## THE INPUT
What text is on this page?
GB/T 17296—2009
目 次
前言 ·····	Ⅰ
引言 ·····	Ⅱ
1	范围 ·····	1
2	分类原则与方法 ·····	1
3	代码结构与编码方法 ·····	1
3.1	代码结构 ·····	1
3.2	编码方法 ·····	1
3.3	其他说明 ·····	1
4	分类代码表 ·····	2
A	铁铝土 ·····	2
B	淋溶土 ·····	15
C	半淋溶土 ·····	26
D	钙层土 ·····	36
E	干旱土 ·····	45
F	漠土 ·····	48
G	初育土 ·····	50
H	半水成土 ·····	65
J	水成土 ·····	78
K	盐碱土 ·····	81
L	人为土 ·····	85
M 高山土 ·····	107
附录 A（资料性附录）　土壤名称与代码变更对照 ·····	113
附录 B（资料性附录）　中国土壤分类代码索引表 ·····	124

## INSTRUCTIONS FOR THE TASK
Print the records above in full, exactly.

## PROBLEM SOLUTION
What text is on this page?
GB/T 17296—2009
目 次
前言 ·····	Ⅰ
引言 ·····	Ⅱ
1	范围 ·····	1
2	分类原则与方法 ·····	1
3	代码结构与编码方法 ·····	1
3.1	代码结构 ·····	1
3.2	编码方法 ·····	1
3.3	其他说明 ·····	1
4	分类代码表 ·····	2
A	铁铝土 ·····	2
B	淋溶土 ·····	15
C	半淋溶土 ·····	26
D	钙层土 ·····	36
E	干旱土 ·····	45
F	漠土 ·····	48
G	初育土 ·····	50
H	半水成土 ·····	65
J	水成土 ·····	78
K	盐碱土 ·····	81
L	人为土 ·····	85
M 高山土 ·····	107
附录 A（资料性附录）　土壤名称与代码变更对照 ·····	113
附录 B（资料性附录）　中国土壤分类代码索引表 ·····	124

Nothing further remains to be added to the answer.